(begin)

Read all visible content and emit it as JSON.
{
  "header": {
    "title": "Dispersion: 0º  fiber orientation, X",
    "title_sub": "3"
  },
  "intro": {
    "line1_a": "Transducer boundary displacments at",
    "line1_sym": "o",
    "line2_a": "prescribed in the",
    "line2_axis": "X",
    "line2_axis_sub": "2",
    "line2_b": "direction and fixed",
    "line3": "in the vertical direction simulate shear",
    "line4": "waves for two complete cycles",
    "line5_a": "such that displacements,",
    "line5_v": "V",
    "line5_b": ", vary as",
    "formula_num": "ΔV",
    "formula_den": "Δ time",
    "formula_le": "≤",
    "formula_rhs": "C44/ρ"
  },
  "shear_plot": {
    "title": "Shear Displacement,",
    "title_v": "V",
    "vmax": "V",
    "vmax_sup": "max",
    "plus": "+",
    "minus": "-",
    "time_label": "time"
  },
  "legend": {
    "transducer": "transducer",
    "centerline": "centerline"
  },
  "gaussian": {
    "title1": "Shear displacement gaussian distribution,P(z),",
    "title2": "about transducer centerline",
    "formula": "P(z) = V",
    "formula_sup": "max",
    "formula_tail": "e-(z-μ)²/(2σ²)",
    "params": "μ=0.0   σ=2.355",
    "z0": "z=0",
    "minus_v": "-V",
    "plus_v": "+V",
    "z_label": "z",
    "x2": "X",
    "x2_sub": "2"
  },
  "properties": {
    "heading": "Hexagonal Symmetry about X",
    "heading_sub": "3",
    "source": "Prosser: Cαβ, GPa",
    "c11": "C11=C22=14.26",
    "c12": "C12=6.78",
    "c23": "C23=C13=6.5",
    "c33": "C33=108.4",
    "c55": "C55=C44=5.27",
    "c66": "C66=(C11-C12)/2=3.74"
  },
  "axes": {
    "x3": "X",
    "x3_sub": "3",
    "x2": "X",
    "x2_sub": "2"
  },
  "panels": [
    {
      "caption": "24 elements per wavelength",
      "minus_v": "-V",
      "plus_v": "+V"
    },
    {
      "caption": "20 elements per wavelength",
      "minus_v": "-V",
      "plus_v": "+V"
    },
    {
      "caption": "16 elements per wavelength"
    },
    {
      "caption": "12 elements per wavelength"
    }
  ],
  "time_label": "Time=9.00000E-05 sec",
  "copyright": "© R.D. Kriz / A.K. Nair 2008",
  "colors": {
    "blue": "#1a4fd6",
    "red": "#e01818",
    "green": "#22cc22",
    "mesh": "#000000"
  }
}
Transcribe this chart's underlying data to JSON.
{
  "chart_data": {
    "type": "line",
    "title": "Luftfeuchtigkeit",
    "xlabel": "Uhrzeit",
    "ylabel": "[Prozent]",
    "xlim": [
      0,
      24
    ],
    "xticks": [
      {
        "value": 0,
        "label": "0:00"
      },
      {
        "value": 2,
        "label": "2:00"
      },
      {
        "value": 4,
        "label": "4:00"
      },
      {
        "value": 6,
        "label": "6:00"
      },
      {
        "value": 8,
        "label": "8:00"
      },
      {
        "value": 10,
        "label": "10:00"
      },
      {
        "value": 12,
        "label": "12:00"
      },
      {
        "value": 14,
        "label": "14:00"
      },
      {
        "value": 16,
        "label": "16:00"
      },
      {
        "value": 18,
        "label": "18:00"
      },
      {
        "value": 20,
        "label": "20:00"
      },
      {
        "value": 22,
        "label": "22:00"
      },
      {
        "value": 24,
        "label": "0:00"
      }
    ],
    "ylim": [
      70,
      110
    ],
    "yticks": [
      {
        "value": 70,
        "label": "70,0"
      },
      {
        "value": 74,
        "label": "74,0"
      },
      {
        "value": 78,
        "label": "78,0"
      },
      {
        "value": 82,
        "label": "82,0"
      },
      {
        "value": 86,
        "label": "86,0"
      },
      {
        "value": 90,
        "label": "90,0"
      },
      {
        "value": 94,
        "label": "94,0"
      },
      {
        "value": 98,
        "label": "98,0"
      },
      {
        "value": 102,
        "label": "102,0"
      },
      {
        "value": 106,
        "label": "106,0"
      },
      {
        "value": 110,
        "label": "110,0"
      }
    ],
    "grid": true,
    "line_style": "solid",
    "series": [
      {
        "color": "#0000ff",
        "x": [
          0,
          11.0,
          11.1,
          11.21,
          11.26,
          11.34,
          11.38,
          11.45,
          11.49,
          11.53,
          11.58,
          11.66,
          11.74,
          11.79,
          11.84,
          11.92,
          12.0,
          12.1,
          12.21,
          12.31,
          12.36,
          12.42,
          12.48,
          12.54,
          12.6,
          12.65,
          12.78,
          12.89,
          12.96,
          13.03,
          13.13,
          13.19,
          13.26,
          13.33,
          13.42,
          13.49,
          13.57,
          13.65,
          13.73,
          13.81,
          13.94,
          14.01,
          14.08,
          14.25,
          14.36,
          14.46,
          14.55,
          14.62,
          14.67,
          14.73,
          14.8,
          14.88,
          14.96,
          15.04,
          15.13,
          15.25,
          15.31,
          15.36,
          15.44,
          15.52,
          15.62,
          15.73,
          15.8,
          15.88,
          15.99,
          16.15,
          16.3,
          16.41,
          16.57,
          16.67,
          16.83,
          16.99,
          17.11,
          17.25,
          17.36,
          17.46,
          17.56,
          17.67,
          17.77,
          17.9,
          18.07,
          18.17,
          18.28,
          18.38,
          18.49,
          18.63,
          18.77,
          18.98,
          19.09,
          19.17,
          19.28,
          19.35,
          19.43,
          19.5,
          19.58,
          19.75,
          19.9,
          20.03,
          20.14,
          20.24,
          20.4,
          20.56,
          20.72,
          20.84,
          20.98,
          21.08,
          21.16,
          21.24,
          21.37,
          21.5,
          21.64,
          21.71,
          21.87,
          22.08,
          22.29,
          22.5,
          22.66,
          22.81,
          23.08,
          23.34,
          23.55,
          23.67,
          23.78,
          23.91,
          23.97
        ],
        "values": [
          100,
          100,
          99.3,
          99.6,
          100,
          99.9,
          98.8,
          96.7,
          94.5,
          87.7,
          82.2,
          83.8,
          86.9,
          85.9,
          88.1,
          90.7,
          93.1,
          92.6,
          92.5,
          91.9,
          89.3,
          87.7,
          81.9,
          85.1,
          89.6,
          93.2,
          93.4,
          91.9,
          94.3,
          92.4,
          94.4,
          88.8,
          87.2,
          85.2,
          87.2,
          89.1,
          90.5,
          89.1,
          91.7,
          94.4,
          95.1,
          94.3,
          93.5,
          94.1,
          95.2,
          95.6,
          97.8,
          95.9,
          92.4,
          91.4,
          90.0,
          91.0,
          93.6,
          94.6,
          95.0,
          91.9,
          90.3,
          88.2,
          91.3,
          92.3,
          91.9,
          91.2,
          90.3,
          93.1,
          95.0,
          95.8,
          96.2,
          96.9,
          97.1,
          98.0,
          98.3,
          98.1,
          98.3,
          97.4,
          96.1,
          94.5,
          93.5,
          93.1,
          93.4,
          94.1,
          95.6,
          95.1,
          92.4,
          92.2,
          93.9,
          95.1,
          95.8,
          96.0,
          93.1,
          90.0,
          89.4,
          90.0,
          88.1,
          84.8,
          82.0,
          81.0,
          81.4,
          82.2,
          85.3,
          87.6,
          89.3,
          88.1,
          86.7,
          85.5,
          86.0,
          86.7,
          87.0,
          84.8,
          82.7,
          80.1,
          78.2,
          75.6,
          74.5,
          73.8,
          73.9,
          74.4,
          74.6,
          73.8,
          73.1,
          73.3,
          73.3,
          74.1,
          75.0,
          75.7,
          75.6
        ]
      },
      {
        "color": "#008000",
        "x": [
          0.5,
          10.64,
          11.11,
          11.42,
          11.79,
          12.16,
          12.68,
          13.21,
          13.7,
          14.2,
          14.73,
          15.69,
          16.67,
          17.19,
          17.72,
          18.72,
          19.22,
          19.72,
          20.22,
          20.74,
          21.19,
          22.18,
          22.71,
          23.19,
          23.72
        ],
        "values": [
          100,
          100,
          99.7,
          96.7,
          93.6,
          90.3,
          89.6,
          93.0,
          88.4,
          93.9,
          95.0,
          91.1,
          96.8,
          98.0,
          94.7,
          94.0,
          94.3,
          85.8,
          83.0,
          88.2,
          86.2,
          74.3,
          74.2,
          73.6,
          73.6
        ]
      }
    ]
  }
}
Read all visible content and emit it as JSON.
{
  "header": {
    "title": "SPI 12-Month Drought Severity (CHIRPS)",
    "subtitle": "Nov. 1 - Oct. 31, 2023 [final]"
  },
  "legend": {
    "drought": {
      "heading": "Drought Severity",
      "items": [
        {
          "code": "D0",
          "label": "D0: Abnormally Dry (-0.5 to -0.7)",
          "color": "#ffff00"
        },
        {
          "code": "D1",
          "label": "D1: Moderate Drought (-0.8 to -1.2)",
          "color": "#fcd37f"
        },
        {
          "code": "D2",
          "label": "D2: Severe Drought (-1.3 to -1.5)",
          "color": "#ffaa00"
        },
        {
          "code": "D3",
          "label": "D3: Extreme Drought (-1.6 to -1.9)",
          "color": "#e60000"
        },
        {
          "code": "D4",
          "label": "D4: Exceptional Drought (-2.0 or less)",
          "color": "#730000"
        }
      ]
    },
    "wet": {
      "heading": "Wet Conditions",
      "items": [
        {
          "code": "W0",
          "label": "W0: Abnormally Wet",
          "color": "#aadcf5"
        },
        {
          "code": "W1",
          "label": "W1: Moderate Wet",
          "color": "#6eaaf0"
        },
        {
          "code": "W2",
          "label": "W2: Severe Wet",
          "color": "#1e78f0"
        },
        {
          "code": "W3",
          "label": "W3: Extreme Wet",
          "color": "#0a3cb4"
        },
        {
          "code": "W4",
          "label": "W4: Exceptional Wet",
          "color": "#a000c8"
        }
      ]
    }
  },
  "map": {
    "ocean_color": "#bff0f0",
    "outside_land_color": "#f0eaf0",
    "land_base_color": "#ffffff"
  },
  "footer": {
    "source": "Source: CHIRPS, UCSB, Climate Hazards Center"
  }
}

(end)

#### [WRITTEN PROBLEM]
Search the data for "source". Copy every line that has it.

#### [TASK RESPONSE]
    "source": "Prosser: Cαβ, GPa",
    "source": "Source: CHIRPS, UCSB, Climate Hazards Center"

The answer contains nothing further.